* start Given records *

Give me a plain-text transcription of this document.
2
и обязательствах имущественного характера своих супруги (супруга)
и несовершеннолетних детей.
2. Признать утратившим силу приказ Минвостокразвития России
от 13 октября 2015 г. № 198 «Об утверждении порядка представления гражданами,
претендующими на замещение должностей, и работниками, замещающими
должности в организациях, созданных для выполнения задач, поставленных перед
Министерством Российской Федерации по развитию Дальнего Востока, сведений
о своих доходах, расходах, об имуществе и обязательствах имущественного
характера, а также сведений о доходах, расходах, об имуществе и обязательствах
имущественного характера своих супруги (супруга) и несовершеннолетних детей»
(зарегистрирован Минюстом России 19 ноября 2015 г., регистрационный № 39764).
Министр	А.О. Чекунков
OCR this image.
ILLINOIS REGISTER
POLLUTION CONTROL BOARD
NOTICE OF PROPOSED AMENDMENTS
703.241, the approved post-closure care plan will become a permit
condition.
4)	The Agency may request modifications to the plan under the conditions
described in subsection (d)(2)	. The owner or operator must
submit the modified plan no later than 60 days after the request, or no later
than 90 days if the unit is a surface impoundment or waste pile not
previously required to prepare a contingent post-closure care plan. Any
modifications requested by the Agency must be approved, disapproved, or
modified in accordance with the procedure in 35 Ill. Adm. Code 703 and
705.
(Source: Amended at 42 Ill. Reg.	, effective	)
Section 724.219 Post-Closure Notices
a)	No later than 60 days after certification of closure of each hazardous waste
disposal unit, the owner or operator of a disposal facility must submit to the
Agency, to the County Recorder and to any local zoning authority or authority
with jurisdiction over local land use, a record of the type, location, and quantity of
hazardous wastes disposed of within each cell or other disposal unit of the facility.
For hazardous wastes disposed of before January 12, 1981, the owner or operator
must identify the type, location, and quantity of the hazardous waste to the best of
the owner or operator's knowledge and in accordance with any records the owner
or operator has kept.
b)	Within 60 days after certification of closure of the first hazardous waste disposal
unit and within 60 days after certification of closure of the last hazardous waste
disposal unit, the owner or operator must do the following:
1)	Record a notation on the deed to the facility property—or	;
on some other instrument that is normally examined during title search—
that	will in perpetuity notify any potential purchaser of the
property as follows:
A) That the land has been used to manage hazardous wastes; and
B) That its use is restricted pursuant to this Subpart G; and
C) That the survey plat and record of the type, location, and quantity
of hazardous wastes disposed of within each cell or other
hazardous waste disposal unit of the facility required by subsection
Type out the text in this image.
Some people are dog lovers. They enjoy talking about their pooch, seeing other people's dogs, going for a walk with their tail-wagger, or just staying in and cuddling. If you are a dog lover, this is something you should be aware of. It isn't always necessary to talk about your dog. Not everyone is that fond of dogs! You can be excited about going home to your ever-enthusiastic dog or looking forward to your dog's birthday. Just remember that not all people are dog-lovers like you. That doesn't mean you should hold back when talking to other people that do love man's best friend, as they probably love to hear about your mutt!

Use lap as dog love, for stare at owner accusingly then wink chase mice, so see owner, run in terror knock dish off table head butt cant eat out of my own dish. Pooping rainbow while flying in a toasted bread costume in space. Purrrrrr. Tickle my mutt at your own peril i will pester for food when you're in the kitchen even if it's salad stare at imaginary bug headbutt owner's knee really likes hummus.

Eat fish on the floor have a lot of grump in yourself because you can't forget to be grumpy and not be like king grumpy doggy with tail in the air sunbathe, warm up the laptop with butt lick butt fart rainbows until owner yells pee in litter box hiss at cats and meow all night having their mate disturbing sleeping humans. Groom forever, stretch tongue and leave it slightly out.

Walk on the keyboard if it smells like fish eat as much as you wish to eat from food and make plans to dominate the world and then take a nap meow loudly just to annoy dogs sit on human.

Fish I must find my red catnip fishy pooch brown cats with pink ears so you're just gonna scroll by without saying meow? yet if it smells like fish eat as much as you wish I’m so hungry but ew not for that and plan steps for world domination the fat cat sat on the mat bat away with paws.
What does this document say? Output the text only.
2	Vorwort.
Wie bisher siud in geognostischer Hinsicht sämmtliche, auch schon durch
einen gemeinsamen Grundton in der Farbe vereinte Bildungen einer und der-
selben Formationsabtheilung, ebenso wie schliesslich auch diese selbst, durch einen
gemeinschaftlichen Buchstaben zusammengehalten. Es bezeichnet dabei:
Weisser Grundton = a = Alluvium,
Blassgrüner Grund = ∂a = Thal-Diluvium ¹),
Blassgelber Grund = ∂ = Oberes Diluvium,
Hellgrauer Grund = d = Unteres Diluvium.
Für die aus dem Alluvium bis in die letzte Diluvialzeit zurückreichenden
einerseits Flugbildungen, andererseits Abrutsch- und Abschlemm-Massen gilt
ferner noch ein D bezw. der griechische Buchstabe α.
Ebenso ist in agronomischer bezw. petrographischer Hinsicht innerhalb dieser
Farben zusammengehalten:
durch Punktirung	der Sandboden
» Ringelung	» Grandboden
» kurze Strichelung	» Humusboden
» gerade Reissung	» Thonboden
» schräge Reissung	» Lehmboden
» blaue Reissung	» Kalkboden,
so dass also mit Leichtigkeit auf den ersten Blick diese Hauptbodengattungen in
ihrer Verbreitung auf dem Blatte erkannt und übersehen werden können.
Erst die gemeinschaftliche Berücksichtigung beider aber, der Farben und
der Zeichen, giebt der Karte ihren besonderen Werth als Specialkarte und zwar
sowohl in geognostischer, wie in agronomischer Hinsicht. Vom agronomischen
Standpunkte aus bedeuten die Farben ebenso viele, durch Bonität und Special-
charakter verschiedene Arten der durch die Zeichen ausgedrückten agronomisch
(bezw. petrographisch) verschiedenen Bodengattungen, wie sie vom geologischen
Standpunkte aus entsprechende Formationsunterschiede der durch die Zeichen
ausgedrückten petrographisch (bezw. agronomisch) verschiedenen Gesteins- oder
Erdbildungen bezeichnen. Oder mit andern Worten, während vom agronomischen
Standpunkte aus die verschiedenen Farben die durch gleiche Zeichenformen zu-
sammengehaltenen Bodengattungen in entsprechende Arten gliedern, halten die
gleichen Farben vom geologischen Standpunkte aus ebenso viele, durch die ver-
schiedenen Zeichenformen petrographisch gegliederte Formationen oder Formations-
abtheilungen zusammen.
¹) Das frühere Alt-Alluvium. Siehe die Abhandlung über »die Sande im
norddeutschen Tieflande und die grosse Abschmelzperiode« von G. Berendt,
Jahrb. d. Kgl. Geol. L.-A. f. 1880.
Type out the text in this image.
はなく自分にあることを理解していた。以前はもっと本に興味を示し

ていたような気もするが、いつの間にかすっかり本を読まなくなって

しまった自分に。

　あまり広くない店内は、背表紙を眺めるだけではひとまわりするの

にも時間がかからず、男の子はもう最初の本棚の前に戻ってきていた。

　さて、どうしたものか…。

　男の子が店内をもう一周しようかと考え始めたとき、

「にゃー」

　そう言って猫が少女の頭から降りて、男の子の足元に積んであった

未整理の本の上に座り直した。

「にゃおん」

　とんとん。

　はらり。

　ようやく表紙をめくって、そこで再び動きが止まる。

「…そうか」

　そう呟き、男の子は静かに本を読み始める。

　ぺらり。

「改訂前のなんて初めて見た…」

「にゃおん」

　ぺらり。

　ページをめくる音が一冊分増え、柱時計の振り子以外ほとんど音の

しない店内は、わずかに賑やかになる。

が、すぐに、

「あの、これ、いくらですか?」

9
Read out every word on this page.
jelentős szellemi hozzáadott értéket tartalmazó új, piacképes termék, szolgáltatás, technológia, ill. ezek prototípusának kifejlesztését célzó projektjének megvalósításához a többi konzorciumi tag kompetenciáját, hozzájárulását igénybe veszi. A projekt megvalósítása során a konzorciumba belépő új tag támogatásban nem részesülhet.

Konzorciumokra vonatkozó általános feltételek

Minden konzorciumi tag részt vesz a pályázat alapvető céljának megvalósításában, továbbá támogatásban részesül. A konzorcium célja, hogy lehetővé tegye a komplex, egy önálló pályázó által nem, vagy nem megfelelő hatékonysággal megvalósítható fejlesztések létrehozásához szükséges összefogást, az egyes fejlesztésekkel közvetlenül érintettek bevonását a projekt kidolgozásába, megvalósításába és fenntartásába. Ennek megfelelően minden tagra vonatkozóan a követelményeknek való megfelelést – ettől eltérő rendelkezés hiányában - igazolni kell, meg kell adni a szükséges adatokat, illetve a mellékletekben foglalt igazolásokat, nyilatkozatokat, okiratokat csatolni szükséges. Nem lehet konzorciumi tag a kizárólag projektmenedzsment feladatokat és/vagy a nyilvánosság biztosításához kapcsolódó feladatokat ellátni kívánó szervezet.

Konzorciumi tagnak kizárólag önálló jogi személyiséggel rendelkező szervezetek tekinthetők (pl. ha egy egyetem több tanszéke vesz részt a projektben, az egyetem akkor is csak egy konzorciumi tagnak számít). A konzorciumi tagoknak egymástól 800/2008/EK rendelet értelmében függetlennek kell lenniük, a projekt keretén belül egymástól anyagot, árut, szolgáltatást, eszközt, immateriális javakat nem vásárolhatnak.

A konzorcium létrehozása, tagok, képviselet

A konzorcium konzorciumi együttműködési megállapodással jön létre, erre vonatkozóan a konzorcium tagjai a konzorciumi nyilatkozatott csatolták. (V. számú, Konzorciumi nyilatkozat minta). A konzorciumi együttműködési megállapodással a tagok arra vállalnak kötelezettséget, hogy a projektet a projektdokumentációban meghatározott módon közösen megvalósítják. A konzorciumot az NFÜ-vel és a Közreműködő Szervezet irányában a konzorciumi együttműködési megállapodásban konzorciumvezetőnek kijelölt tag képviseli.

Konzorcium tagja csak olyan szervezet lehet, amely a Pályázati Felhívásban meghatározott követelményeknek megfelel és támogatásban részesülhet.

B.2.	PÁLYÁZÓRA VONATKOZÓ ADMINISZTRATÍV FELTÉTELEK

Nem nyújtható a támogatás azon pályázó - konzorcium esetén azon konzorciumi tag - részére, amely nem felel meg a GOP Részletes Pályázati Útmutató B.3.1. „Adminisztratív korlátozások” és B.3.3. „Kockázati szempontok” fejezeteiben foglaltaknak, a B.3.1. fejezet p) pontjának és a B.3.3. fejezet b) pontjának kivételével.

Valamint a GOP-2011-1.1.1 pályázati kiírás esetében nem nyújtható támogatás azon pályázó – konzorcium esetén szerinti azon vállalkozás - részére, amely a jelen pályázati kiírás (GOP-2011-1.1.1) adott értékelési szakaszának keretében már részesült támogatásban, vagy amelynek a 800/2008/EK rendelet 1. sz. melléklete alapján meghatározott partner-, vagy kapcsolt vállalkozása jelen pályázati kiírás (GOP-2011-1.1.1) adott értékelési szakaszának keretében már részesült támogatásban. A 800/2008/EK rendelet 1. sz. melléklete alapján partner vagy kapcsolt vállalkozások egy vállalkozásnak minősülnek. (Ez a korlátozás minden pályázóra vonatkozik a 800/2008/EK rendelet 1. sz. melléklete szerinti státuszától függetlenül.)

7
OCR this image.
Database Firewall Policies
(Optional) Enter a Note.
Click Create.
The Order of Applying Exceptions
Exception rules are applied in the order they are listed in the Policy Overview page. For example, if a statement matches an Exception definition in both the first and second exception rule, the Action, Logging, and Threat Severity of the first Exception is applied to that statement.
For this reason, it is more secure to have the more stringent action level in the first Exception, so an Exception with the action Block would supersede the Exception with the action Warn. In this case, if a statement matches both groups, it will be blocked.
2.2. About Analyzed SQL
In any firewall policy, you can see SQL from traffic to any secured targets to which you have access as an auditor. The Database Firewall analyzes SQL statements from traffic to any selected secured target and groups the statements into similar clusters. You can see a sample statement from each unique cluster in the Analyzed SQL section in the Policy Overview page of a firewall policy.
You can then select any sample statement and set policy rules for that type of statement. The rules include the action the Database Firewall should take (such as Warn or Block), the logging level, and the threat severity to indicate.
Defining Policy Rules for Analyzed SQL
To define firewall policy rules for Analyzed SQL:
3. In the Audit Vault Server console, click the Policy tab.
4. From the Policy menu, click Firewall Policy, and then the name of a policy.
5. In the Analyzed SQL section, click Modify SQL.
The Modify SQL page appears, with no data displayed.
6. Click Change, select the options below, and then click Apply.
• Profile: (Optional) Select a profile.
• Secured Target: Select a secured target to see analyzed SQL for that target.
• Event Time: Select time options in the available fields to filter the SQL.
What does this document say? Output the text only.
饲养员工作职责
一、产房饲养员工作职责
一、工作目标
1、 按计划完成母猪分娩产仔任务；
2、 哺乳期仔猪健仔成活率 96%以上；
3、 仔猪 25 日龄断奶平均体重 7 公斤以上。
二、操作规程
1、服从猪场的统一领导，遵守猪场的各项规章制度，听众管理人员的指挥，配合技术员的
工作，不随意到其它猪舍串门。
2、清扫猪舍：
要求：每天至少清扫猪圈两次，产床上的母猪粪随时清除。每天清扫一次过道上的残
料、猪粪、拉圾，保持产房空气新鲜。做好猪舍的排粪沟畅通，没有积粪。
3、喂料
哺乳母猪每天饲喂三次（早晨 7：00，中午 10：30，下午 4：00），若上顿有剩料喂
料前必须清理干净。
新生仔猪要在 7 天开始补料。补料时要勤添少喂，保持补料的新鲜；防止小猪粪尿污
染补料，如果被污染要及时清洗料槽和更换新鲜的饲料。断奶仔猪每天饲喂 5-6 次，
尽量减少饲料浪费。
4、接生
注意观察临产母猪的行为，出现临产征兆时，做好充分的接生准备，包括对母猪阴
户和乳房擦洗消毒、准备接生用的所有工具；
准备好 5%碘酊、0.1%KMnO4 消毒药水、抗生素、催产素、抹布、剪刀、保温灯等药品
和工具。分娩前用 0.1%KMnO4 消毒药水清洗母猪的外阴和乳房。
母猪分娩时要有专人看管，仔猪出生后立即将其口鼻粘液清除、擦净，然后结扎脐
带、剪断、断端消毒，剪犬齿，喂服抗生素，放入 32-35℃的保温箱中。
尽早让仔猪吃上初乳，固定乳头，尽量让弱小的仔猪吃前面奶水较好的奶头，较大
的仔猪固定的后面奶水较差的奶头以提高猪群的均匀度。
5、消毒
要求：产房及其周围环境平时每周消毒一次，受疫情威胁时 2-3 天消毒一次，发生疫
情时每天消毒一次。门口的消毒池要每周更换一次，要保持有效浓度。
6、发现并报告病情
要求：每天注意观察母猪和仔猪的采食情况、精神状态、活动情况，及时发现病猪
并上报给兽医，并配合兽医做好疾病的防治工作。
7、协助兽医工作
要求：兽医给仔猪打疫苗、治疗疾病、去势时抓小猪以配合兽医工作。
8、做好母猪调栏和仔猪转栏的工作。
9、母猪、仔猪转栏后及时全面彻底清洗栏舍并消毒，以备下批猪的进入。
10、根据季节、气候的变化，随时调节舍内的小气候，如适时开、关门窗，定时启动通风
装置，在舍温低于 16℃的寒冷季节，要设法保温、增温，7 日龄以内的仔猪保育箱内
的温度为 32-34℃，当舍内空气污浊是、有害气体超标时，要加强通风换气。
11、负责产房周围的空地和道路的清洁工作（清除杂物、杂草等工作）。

* end Given records *

Set task
Take every line above carrying "viele" and return it.

Written response
Standpunkte aus bedeuten die Farben ebenso viele, durch Bonität und Special-
gleichen Farben vom geologischen Standpunkte aus ebenso viele, durch die ver-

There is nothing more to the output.